------ Records to use ------
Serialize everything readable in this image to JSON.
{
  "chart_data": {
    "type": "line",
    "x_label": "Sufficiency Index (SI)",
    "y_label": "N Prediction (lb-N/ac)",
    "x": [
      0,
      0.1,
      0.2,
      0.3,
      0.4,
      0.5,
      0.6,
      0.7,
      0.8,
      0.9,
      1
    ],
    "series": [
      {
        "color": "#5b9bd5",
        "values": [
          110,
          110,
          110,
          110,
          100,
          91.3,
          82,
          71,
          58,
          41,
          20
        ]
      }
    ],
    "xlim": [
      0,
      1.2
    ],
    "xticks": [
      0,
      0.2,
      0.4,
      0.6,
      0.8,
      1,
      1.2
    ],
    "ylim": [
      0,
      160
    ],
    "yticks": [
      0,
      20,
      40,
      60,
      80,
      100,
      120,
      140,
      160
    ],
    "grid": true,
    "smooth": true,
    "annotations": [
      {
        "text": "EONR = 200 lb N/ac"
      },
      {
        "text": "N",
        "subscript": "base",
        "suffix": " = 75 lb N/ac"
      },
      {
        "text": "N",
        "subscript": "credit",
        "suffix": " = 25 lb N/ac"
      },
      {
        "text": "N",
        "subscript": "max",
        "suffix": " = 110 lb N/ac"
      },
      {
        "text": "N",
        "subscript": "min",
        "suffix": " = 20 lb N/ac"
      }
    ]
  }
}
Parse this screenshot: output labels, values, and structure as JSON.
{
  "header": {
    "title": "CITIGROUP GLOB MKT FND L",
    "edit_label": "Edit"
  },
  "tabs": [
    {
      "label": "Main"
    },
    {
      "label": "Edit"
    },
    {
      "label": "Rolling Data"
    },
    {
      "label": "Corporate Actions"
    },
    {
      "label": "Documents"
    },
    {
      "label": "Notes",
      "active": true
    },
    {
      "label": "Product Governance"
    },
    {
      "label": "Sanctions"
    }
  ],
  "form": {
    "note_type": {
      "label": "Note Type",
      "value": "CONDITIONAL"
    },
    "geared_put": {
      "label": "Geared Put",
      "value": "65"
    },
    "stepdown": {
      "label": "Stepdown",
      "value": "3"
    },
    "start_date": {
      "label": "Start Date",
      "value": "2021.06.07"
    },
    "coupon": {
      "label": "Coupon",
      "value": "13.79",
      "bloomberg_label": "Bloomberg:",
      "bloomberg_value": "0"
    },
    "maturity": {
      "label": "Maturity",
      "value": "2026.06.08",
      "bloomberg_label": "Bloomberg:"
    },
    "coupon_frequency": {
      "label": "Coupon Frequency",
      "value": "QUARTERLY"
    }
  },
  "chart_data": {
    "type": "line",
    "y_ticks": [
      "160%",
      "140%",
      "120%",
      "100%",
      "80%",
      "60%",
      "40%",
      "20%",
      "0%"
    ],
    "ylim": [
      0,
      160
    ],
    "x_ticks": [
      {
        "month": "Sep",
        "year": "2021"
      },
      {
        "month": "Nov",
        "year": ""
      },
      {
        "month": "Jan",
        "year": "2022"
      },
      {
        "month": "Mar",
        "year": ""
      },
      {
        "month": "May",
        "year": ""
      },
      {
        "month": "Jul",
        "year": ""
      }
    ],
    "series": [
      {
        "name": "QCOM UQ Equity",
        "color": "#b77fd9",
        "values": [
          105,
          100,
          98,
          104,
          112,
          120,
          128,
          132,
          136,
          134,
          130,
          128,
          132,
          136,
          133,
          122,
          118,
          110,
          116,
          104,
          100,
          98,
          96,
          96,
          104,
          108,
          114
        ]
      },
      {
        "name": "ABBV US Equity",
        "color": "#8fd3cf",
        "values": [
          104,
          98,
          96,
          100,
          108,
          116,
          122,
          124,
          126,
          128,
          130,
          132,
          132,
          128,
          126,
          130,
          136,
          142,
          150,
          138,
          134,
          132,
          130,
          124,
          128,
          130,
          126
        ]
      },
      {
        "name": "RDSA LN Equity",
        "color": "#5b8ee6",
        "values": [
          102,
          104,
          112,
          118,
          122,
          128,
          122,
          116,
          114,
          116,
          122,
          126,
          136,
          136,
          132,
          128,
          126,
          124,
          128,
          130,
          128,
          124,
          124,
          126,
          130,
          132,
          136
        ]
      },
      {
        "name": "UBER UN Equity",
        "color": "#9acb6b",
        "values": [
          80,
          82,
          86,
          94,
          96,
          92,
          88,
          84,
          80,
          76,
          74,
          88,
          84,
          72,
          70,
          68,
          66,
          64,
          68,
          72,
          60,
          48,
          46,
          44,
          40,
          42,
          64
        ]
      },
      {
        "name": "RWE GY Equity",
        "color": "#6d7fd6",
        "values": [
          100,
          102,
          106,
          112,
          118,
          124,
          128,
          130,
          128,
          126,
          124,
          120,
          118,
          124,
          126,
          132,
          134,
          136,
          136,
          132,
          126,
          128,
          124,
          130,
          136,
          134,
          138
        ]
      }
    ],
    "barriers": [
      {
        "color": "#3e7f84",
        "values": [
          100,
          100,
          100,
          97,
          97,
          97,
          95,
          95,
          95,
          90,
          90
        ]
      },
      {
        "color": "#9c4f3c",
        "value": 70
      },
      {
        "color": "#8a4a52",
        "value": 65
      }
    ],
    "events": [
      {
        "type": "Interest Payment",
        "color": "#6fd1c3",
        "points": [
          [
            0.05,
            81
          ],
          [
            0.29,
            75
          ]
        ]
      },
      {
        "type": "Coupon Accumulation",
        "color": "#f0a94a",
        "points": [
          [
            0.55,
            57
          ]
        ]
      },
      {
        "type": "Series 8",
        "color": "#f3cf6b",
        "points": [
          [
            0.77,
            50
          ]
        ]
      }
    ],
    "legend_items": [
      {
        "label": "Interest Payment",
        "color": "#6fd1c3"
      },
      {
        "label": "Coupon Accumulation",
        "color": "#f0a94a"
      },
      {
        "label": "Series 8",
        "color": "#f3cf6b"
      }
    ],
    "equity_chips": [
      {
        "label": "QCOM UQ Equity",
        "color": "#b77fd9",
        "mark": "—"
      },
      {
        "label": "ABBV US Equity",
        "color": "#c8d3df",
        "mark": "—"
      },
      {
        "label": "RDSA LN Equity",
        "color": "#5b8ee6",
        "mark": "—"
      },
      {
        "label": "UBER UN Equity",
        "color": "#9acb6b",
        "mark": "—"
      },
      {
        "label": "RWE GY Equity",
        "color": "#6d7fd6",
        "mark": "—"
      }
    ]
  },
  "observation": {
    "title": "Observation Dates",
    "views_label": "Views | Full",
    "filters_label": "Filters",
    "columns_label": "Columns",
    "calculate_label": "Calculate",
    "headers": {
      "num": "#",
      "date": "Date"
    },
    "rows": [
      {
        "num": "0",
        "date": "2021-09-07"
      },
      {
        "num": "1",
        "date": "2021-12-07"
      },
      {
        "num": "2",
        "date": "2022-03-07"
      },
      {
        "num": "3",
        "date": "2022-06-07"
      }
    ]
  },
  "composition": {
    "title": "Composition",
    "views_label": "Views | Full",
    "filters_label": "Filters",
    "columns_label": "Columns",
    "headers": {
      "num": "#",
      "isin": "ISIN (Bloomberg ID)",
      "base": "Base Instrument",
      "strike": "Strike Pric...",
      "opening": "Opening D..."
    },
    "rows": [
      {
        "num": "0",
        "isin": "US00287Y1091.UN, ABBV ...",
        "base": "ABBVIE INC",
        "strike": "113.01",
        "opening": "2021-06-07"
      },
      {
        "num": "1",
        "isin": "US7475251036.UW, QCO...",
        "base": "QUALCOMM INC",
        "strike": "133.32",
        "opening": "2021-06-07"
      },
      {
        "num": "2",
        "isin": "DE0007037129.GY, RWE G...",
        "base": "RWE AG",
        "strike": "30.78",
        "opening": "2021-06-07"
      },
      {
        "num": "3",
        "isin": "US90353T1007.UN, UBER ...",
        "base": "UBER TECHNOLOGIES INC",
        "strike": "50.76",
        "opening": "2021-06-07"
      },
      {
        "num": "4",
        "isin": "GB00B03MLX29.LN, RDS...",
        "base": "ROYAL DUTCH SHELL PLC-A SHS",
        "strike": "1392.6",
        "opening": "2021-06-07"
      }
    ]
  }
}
------
(Aim of the task):
Gather every line from the listing above in which the word "UBER" appears.

(Result below):
        "name": "UBER UN Equity",
        "label": "UBER UN Equity",
        "isin": "US90353T1007.UN, UBER ...",
        "base": "UBER TECHNOLOGIES INC",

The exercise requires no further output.